## WORK TO BE COMPLETED
Write the listing below out again exactly, dropping the images.

## RECORDS SHOWN
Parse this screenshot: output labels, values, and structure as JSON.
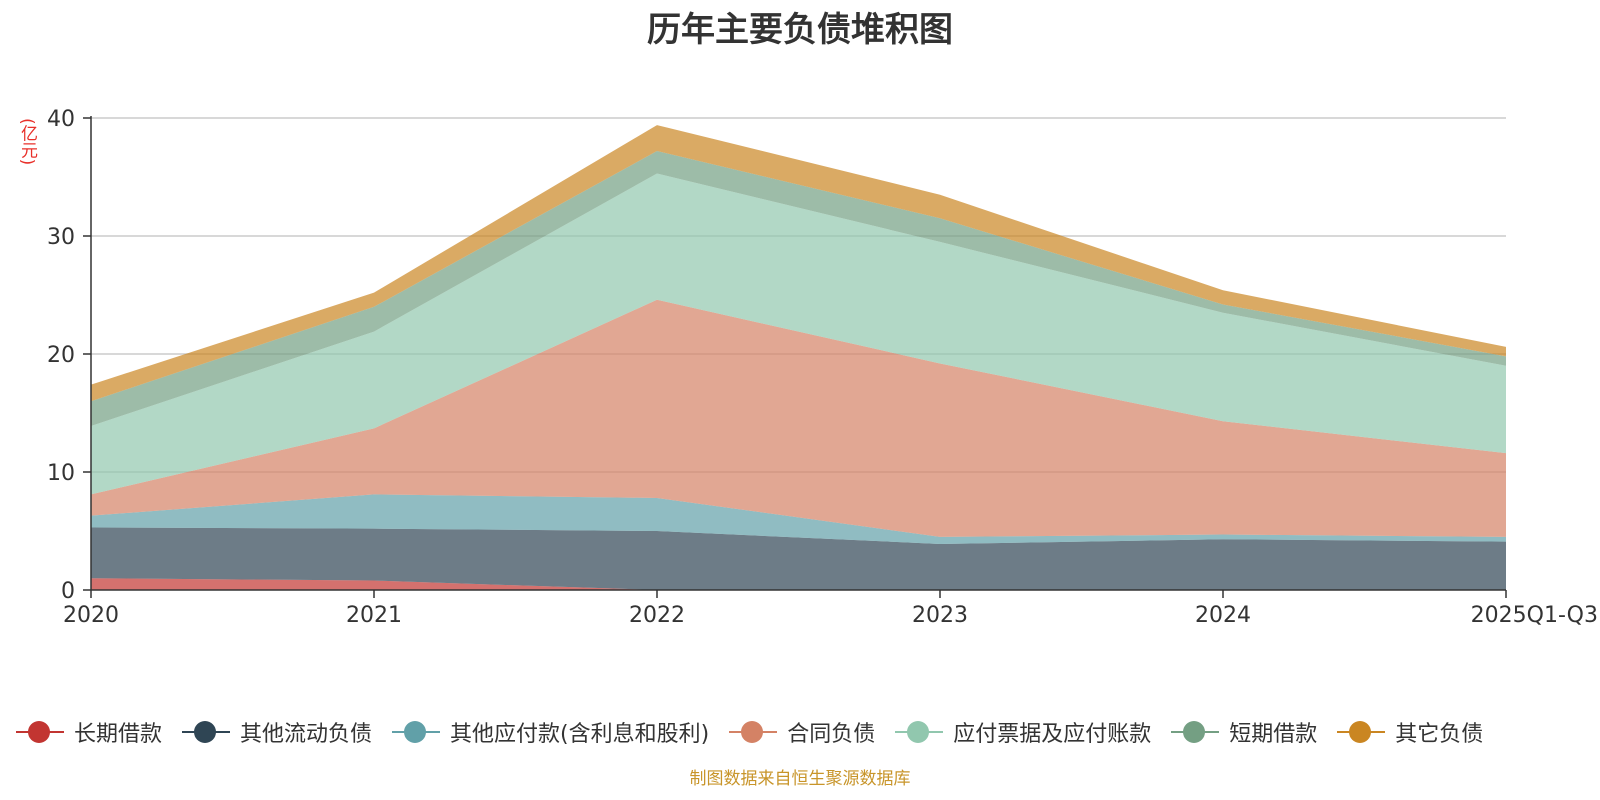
{
  "chart_data": {
    "type": "area",
    "stacked": true,
    "title": "历年主要负债堆积图",
    "ylabel": "(亿元)",
    "xlabel": "",
    "categories": [
      "2020",
      "2021",
      "2022",
      "2023",
      "2024",
      "2025Q1-Q3"
    ],
    "ylim": [
      0,
      40
    ],
    "yticks": [
      0,
      10,
      20,
      30,
      40
    ],
    "grid": true,
    "legend_position": "bottom",
    "series": [
      {
        "name": "长期借款",
        "color": "#c23531",
        "values": [
          1.0,
          0.8,
          0.0,
          0.0,
          0.0,
          0.0
        ]
      },
      {
        "name": "其他流动负债",
        "color": "#2f4554",
        "values": [
          4.3,
          4.4,
          5.0,
          3.9,
          4.3,
          4.1
        ]
      },
      {
        "name": "其他应付款(含利息和股利)",
        "color": "#61a0a8",
        "values": [
          1.0,
          2.9,
          2.8,
          0.6,
          0.4,
          0.4
        ]
      },
      {
        "name": "合同负债",
        "color": "#d48265",
        "values": [
          1.8,
          5.6,
          16.8,
          14.7,
          9.6,
          7.1
        ]
      },
      {
        "name": "应付票据及应付账款",
        "color": "#91c7ae",
        "values": [
          5.8,
          8.2,
          10.7,
          10.3,
          9.2,
          7.4
        ]
      },
      {
        "name": "短期借款",
        "color": "#749f83",
        "values": [
          2.1,
          2.1,
          1.9,
          2.0,
          0.7,
          0.8
        ]
      },
      {
        "name": "其它负债",
        "color": "#ca8622",
        "values": [
          1.4,
          1.2,
          2.2,
          2.0,
          1.2,
          0.8
        ]
      }
    ]
  },
  "source_note": "制图数据来自恒生聚源数据库"
}
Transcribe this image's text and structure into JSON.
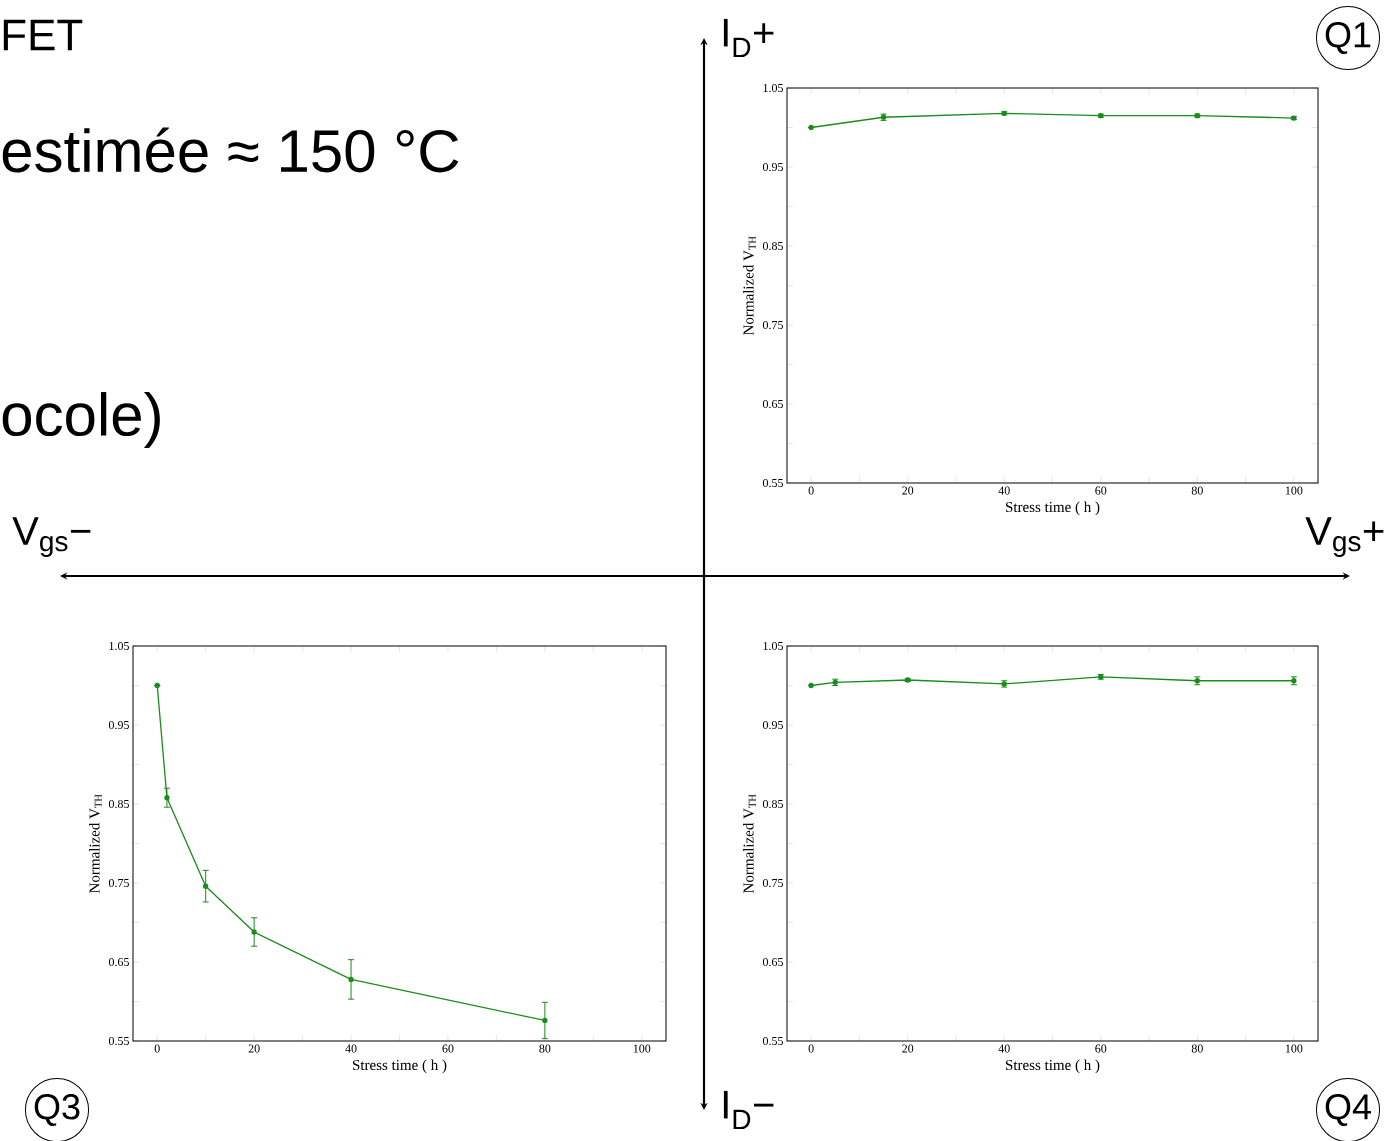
{
  "chart_data": [
    {
      "type": "line",
      "xlabel": "Stress time ( h )",
      "ylabel": "Normalized V$_{TH}$",
      "marker": "circle",
      "line_style": "solid",
      "x": [
        0,
        15,
        40,
        60,
        80,
        100
      ],
      "series": [
        {
          "color": "#1a8c1a",
          "values": [
            1.0,
            1.013,
            1.018,
            1.015,
            1.015,
            1.012
          ],
          "errors": [
            null,
            0.004,
            0.002,
            0.002,
            0.002,
            0.002
          ]
        }
      ],
      "xlim": [
        -5,
        105
      ],
      "ylim": [
        0.55,
        1.05
      ],
      "xticks": [
        0,
        {
          "value": 10,
          "label": null
        },
        20,
        {
          "value": 30,
          "label": null
        },
        40,
        {
          "value": 50,
          "label": null
        },
        60,
        {
          "value": 70,
          "label": null
        },
        80,
        {
          "value": 90,
          "label": null
        },
        100
      ],
      "yticks": [
        0.55,
        {
          "value": 0.6,
          "label": null
        },
        0.65,
        {
          "value": 0.7,
          "label": null
        },
        0.75,
        {
          "value": 0.8,
          "label": null
        },
        0.85,
        {
          "value": 0.9,
          "label": null
        },
        0.95,
        {
          "value": 1.0,
          "label": null
        },
        1.05
      ]
    },
    {
      "type": "line",
      "xlabel": "Stress time ( h )",
      "ylabel": "Normalized V$_{TH}$",
      "marker": "circle",
      "line_style": "solid",
      "x": [
        0,
        2,
        10,
        20,
        40,
        80
      ],
      "series": [
        {
          "color": "#1a8c1a",
          "values": [
            1.0,
            0.858,
            0.746,
            0.688,
            0.628,
            0.576
          ],
          "errors": [
            null,
            0.012,
            0.02,
            0.018,
            0.025,
            0.023
          ]
        }
      ],
      "xlim": [
        -5,
        105
      ],
      "ylim": [
        0.55,
        1.05
      ],
      "xticks": [
        0,
        {
          "value": 10,
          "label": null
        },
        20,
        {
          "value": 30,
          "label": null
        },
        40,
        {
          "value": 50,
          "label": null
        },
        60,
        {
          "value": 70,
          "label": null
        },
        80,
        {
          "value": 90,
          "label": null
        },
        100
      ],
      "yticks": [
        0.55,
        {
          "value": 0.6,
          "label": null
        },
        0.65,
        {
          "value": 0.7,
          "label": null
        },
        0.75,
        {
          "value": 0.8,
          "label": null
        },
        0.85,
        {
          "value": 0.9,
          "label": null
        },
        0.95,
        {
          "value": 1.0,
          "label": null
        },
        1.05
      ]
    },
    {
      "type": "line",
      "xlabel": "Stress time ( h )",
      "ylabel": "Normalized V$_{TH}$",
      "marker": "circle",
      "line_style": "solid",
      "x": [
        0,
        5,
        20,
        40,
        60,
        80,
        100
      ],
      "series": [
        {
          "color": "#1a8c1a",
          "values": [
            1.0,
            1.004,
            1.007,
            1.002,
            1.011,
            1.006,
            1.006
          ],
          "errors": [
            null,
            0.004,
            0.002,
            0.004,
            0.003,
            0.005,
            0.005
          ]
        }
      ],
      "xlim": [
        -5,
        105
      ],
      "ylim": [
        0.55,
        1.05
      ],
      "xticks": [
        0,
        {
          "value": 10,
          "label": null
        },
        20,
        {
          "value": 30,
          "label": null
        },
        40,
        {
          "value": 50,
          "label": null
        },
        60,
        {
          "value": 70,
          "label": null
        },
        80,
        {
          "value": 90,
          "label": null
        },
        100
      ],
      "yticks": [
        0.55,
        {
          "value": 0.6,
          "label": null
        },
        0.65,
        {
          "value": 0.7,
          "label": null
        },
        0.75,
        {
          "value": 0.8,
          "label": null
        },
        0.85,
        {
          "value": 0.9,
          "label": null
        },
        0.95,
        {
          "value": 1.0,
          "label": null
        },
        1.05
      ]
    },
    {
      "type": "other",
      "annotations": [
        "FET",
        "estimée ≈ 150 °C",
        "ocole)",
        "V$_{gs}$−",
        "V$_{gs}$+",
        "I$_{D}$+",
        "I$_{D}$−",
        "Q1",
        "Q3",
        "Q4"
      ]
    }
  ]
}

## FINAL ANSWER
Parse this screenshot: output labels, values, and structure as JSON.
{
  "chart_data": {
    "type": "area",
    "stacked": true,
    "title": "历年主要负债堆积图",
    "ylabel": "(亿元)",
    "xlabel": "",
    "categories": [
      "2020",
      "2021",
      "2022",
      "2023",
      "2024",
      "2025Q1-Q3"
    ],
    "ylim": [
      0,
      40
    ],
    "yticks": [
      0,
      10,
      20,
      30,
      40
    ],
    "grid": true,
    "legend_position": "bottom",
    "series": [
      {
        "name": "长期借款",
        "color": "#c23531",
        "values": [
          1.0,
          0.8,
          0.0,
          0.0,
          0.0,
          0.0
        ]
      },
      {
        "name": "其他流动负债",
        "color": "#2f4554",
        "values": [
          4.3,
          4.4,
          5.0,
          3.9,
          4.3,
          4.1
        ]
      },
      {
        "name": "其他应付款(含利息和股利)",
        "color": "#61a0a8",
        "values": [
          1.0,
          2.9,
          2.8,
          0.6,
          0.4,
          0.4
        ]
      },
      {
        "name": "合同负债",
        "color": "#d48265",
        "values": [
          1.8,
          5.6,
          16.8,
          14.7,
          9.6,
          7.1
        ]
      },
      {
        "name": "应付票据及应付账款",
        "color": "#91c7ae",
        "values": [
          5.8,
          8.2,
          10.7,
          10.3,
          9.2,
          7.4
        ]
      },
      {
        "name": "短期借款",
        "color": "#749f83",
        "values": [
          2.1,
          2.1,
          1.9,
          2.0,
          0.7,
          0.8
        ]
      },
      {
        "name": "其它负债",
        "color": "#ca8622",
        "values": [
          1.4,
          1.2,
          2.2,
          2.0,
          1.2,
          0.8
        ]
      }
    ]
  },
  "source_note": "制图数据来自恒生聚源数据库"
}
Transcribe this image's text and structure into JSON.
{
  "chart_data": [
    {
      "type": "line",
      "xlabel": "Stress time ( h )",
      "ylabel": "Normalized V$_{TH}$",
      "marker": "circle",
      "line_style": "solid",
      "x": [
        0,
        15,
        40,
        60,
        80,
        100
      ],
      "series": [
        {
          "color": "#1a8c1a",
          "values": [
            1.0,
            1.013,
            1.018,
            1.015,
            1.015,
            1.012
          ],
          "errors": [
            null,
            0.004,
            0.002,
            0.002,
            0.002,
            0.002
          ]
        }
      ],
      "xlim": [
        -5,
        105
      ],
      "ylim": [
        0.55,
        1.05
      ],
      "xticks": [
        0,
        {
          "value": 10,
          "label": null
        },
        20,
        {
          "value": 30,
          "label": null
        },
        40,
        {
          "value": 50,
          "label": null
        },
        60,
        {
          "value": 70,
          "label": null
        },
        80,
        {
          "value": 90,
          "label": null
        },
        100
      ],
      "yticks": [
        0.55,
        {
          "value": 0.6,
          "label": null
        },
        0.65,
        {
          "value": 0.7,
          "label": null
        },
        0.75,
        {
          "value": 0.8,
          "label": null
        },
        0.85,
        {
          "value": 0.9,
          "label": null
        },
        0.95,
        {
          "value": 1.0,
          "label": null
        },
        1.05
      ]
    },
    {
      "type": "line",
      "xlabel": "Stress time ( h )",
      "ylabel": "Normalized V$_{TH}$",
      "marker": "circle",
      "line_style": "solid",
      "x": [
        0,
        2,
        10,
        20,
        40,
        80
      ],
      "series": [
        {
          "color": "#1a8c1a",
          "values": [
            1.0,
            0.858,
            0.746,
            0.688,
            0.628,
            0.576
          ],
          "errors": [
            null,
            0.012,
            0.02,
            0.018,
            0.025,
            0.023
          ]
        }
      ],
      "xlim": [
        -5,
        105
      ],
      "ylim": [
        0.55,
        1.05
      ],
      "xticks": [
        0,
        {
          "value": 10,
          "label": null
        },
        20,
        {
          "value": 30,
          "label": null
        },
        40,
        {
          "value": 50,
          "label": null
        },
        60,
        {
          "value": 70,
          "label": null
        },
        80,
        {
          "value": 90,
          "label": null
        },
        100
      ],
      "yticks": [
        0.55,
        {
          "value": 0.6,
          "label": null
        },
        0.65,
        {
          "value": 0.7,
          "label": null
        },
        0.75,
        {
          "value": 0.8,
          "label": null
        },
        0.85,
        {
          "value": 0.9,
          "label": null
        },
        0.95,
        {
          "value": 1.0,
          "label": null
        },
        1.05
      ]
    },
    {
      "type": "line",
      "xlabel": "Stress time ( h )",
      "ylabel": "Normalized V$_{TH}$",
      "marker": "circle",
      "line_style": "solid",
      "x": [
        0,
        5,
        20,
        40,
        60,
        80,
        100
      ],
      "series": [
        {
          "color": "#1a8c1a",
          "values": [
            1.0,
            1.004,
            1.007,
            1.002,
            1.011,
            1.006,
            1.006
          ],
          "errors": [
            null,
            0.004,
            0.002,
            0.004,
            0.003,
            0.005,
            0.005
          ]
        }
      ],
      "xlim": [
        -5,
        105
      ],
      "ylim": [
        0.55,
        1.05
      ],
      "xticks": [
        0,
        {
          "value": 10,
          "label": null
        },
        20,
        {
          "value": 30,
          "label": null
        },
        40,
        {
          "value": 50,
          "label": null
        },
        60,
        {
          "value": 70,
          "label": null
        },
        80,
        {
          "value": 90,
          "label": null
        },
        100
      ],
      "yticks": [
        0.55,
        {
          "value": 0.6,
          "label": null
        },
        0.65,
        {
          "value": 0.7,
          "label": null
        },
        0.75,
        {
          "value": 0.8,
          "label": null
        },
        0.85,
        {
          "value": 0.9,
          "label": null
        },
        0.95,
        {
          "value": 1.0,
          "label": null
        },
        1.05
      ]
    },
    {
      "type": "other",
      "annotations": [
        "FET",
        "estimée ≈ 150 °C",
        "ocole)",
        "V$_{gs}$−",
        "V$_{gs}$+",
        "I$_{D}$+",
        "I$_{D}$−",
        "Q1",
        "Q3",
        "Q4"
      ]
    }
  ]
}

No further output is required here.